:: Data rows ::

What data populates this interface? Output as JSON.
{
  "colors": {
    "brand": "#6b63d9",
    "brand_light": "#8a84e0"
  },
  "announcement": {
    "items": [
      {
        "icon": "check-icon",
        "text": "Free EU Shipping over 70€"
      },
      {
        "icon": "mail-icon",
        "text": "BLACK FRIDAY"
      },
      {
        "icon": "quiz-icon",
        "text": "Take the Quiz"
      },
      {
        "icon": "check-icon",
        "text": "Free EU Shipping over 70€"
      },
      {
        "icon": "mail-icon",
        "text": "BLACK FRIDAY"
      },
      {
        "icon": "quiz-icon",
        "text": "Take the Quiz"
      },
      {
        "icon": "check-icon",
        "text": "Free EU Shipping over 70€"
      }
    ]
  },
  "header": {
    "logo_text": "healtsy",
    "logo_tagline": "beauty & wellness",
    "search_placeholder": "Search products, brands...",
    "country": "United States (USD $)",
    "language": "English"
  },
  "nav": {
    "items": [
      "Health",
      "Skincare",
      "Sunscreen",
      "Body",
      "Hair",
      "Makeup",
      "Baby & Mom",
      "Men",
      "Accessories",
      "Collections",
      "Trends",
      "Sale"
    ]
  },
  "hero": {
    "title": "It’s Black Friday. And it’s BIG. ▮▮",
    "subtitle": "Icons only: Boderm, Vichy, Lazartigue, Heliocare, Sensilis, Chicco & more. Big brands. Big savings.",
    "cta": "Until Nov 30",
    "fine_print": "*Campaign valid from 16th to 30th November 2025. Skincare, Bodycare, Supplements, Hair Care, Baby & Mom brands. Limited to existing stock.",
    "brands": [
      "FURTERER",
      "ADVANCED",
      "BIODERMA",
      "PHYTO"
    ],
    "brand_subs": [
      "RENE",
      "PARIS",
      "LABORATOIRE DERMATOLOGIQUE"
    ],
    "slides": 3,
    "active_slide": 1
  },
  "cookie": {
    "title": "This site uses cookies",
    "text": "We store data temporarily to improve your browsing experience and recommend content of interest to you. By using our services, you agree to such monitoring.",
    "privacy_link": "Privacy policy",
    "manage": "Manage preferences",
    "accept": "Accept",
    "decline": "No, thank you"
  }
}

:::

The exercise
All lines above containing the string "Hair" are to be collected.

Worked answer
      "Hair",
    "fine_print": "*Campaign valid from 16th to 30th November 2025. Skincare, Bodycare, Supplements, Hair Care, Baby & Mom brands. Limited to existing stock.",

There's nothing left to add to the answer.